Locate every line in the records below that contains the word "Booking", and copy each one.

* BEGIN Supplied information *

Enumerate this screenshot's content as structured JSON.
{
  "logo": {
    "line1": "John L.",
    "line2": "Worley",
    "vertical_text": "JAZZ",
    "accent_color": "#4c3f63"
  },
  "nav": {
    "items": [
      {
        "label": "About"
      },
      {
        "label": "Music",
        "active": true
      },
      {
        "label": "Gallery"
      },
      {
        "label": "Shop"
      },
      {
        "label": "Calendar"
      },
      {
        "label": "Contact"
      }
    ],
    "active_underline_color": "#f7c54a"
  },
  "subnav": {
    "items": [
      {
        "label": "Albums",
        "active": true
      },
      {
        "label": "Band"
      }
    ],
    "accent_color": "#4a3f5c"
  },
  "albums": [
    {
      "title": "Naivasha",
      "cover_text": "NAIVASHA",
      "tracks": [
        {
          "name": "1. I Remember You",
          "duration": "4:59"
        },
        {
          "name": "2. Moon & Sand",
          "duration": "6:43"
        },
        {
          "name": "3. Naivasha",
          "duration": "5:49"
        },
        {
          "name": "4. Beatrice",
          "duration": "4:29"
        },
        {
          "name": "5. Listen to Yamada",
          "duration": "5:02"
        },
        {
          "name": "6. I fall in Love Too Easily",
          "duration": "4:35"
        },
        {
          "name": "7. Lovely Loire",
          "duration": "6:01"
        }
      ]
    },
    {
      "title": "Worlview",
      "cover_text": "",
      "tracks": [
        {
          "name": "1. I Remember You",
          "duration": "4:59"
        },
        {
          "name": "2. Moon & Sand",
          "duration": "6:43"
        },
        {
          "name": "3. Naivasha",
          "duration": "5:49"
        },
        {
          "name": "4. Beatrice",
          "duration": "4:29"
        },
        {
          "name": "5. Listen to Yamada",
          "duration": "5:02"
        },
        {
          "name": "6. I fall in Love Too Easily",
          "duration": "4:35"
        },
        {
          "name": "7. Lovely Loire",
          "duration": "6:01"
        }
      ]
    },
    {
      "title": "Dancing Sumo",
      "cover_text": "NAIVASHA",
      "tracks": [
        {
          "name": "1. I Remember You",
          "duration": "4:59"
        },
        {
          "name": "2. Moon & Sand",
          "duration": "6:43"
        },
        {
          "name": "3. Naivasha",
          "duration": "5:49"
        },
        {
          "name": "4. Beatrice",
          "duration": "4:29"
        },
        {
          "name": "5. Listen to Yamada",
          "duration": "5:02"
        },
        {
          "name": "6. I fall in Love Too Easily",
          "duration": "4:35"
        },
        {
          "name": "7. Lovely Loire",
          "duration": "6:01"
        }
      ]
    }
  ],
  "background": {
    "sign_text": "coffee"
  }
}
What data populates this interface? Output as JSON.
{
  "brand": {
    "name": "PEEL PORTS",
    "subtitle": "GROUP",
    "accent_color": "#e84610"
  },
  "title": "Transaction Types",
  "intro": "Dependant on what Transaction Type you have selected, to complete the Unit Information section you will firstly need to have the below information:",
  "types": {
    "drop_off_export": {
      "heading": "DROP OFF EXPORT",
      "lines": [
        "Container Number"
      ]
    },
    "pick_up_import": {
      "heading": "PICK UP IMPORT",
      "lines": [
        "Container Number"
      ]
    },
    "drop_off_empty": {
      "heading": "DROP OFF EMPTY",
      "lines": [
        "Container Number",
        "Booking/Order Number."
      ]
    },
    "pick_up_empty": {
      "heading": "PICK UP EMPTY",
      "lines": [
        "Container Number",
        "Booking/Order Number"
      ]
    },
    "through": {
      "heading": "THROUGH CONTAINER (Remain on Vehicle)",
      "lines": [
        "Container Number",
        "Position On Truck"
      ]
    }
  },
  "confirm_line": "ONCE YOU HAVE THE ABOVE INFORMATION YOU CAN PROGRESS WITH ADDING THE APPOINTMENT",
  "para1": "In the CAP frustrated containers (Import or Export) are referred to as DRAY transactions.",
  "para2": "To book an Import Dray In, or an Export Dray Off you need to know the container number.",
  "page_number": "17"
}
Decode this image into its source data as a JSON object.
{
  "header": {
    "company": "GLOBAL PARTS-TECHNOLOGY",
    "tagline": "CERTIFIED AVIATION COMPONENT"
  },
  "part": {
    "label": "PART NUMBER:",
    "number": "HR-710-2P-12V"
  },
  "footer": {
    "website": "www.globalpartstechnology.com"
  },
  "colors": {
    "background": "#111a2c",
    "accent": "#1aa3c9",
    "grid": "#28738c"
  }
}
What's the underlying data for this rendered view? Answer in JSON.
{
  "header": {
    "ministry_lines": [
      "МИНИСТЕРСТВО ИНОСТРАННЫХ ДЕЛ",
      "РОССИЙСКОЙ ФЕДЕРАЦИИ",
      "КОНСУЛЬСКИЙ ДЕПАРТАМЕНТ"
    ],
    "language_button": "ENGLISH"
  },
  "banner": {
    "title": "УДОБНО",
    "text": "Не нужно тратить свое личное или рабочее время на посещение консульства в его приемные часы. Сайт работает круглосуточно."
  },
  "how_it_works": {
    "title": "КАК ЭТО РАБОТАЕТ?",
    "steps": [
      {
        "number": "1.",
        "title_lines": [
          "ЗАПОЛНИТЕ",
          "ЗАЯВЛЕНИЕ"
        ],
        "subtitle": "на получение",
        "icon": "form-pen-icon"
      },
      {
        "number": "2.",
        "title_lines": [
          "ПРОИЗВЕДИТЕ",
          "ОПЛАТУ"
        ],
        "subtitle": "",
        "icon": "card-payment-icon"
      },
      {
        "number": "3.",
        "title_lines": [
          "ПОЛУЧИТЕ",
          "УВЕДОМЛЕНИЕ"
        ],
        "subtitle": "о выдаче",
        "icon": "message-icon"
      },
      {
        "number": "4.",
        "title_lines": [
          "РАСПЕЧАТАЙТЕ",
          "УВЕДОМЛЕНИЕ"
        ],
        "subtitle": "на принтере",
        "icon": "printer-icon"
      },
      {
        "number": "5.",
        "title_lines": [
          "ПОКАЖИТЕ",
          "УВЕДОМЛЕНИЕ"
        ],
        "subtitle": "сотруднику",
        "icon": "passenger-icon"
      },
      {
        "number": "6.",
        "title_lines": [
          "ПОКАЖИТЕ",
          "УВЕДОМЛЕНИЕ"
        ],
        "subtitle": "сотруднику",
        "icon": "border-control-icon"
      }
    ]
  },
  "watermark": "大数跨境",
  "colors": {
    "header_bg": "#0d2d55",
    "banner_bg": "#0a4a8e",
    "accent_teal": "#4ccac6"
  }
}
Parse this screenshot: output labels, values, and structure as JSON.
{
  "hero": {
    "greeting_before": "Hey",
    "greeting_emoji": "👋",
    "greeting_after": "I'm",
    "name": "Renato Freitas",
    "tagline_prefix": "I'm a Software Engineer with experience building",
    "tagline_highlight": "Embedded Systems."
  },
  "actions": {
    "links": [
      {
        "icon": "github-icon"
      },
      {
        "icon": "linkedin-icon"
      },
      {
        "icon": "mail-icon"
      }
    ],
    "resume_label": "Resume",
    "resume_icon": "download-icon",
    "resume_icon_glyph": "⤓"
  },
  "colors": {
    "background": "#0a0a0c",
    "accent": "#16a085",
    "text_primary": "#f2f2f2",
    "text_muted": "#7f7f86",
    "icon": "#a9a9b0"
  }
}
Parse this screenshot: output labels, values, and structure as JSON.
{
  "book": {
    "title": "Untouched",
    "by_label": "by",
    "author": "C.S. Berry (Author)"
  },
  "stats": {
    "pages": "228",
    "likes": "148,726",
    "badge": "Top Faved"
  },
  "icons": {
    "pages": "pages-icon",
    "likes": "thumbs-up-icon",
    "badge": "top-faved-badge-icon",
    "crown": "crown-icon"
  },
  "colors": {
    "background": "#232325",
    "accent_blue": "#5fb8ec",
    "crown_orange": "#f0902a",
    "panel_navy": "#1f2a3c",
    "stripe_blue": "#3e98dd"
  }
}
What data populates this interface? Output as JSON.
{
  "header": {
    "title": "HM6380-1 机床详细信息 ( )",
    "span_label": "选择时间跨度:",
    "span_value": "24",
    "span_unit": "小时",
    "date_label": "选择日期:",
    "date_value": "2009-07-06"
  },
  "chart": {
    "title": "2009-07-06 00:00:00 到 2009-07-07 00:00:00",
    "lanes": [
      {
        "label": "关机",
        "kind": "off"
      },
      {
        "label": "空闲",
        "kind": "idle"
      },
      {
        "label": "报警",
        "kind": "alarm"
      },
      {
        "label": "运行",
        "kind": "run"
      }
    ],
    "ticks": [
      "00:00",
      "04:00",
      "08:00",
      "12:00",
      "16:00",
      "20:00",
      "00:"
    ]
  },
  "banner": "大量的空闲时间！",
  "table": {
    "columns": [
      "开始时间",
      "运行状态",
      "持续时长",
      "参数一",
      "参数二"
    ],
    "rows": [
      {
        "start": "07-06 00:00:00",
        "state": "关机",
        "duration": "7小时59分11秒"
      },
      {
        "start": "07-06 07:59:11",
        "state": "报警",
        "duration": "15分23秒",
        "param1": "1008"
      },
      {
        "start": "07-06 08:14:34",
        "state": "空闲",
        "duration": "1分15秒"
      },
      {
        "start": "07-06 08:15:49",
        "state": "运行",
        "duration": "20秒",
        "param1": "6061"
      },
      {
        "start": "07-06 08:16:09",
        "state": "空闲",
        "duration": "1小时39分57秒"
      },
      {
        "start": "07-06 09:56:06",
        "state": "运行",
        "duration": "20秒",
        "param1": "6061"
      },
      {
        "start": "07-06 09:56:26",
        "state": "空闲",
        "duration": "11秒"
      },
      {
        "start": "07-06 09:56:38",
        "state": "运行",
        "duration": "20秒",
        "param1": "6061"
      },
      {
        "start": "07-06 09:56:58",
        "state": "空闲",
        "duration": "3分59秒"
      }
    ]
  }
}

* END Supplied information *

*Final answer*.
        "Booking/Order Number."
        "Booking/Order Number"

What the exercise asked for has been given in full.